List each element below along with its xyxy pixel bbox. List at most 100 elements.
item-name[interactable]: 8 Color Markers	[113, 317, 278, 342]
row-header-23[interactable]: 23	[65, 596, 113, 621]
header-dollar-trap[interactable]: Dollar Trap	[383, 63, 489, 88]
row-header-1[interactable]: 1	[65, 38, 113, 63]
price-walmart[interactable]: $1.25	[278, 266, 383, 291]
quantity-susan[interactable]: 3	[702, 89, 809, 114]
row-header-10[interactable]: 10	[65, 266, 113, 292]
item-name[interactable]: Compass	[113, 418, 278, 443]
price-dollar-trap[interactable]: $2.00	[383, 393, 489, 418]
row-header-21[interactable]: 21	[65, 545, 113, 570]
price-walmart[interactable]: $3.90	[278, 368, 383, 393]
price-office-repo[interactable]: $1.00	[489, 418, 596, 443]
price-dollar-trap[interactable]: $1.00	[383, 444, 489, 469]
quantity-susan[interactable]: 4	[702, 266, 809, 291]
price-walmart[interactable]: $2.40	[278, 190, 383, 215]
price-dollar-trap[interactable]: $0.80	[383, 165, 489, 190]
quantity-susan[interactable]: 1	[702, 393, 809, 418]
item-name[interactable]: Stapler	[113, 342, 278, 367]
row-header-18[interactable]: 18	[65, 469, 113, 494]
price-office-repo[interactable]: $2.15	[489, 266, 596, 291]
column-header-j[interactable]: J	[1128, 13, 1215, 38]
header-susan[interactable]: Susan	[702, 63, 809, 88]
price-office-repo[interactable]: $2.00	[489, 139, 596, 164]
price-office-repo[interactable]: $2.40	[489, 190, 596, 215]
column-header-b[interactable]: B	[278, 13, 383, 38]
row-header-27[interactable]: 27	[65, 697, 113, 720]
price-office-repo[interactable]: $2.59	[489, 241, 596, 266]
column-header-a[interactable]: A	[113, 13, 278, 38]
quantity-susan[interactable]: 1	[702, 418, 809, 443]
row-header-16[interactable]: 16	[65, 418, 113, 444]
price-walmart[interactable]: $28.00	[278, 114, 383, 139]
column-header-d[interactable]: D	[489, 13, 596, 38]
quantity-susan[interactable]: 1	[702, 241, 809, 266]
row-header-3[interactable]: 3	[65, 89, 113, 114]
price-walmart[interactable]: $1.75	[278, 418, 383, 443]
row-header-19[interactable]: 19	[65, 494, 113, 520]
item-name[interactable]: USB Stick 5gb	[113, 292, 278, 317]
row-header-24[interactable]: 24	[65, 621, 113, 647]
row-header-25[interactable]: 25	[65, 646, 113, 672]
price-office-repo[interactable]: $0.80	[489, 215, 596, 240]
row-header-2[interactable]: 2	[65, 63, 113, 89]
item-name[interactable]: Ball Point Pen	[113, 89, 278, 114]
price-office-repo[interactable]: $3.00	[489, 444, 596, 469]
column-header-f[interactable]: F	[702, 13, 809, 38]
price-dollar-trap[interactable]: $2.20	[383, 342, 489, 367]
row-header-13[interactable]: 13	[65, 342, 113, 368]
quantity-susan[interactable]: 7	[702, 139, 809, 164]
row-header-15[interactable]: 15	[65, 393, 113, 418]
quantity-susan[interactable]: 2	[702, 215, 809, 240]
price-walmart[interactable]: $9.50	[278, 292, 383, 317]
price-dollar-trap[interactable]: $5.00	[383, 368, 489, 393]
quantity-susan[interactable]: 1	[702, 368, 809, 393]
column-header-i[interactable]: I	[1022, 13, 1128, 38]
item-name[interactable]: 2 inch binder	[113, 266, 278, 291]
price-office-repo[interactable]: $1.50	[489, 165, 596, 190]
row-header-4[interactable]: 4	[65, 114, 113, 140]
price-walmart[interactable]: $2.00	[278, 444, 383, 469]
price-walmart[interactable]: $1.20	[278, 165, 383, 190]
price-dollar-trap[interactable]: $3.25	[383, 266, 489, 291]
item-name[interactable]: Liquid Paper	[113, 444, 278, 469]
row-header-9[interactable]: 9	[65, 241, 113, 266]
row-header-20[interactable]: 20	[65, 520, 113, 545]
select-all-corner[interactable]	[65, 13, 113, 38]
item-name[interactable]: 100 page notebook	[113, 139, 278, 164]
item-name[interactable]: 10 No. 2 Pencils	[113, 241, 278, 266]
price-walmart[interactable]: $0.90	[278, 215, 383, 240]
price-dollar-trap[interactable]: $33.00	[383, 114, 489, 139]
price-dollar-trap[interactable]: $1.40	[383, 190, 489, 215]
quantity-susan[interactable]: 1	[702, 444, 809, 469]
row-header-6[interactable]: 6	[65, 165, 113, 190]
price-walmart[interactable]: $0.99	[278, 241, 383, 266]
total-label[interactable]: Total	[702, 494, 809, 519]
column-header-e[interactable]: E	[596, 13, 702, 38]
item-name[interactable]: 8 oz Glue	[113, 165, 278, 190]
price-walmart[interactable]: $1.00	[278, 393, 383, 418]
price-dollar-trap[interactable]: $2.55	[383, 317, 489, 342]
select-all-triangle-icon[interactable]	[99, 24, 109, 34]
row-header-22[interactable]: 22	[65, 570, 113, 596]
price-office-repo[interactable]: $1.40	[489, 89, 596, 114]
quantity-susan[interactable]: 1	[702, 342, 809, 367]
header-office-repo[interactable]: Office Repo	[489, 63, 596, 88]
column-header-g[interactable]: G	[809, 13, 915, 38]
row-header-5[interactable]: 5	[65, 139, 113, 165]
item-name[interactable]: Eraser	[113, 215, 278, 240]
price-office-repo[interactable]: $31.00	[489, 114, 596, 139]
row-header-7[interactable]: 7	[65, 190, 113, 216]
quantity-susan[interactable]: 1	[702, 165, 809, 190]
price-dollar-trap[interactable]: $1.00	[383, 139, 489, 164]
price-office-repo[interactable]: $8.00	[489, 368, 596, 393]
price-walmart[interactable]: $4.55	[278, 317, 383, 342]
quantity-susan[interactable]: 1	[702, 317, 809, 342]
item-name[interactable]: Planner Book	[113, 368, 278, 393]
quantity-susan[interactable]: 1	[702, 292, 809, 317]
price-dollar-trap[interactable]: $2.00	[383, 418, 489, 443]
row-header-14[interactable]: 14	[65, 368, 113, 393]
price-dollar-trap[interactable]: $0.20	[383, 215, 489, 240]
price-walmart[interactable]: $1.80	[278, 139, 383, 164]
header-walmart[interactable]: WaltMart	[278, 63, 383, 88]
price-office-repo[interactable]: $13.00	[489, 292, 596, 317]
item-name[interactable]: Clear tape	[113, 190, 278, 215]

:::

### YOUR INSTRUCTIONS
Starting at the top of the material and ending with the line that contains "418, 278, 443]", arrange those lines as a numbered list, skipping any blank lines.

### RESULT
1. List each element below along with its xyxy pixel bbox. List at most 100 elements.
2. item-name[interactable]: 8 Color Markers	[113, 317, 278, 342]
3. row-header-23[interactable]: 23	[65, 596, 113, 621]
4. header-dollar-trap[interactable]: Dollar Trap	[383, 63, 489, 88]
5. row-header-1[interactable]: 1	[65, 38, 113, 63]
6. price-walmart[interactable]: $1.25	[278, 266, 383, 291]
7. quantity-susan[interactable]: 3	[702, 89, 809, 114]
8. row-header-10[interactable]: 10	[65, 266, 113, 292]
9. item-name[interactable]: Compass	[113, 418, 278, 443]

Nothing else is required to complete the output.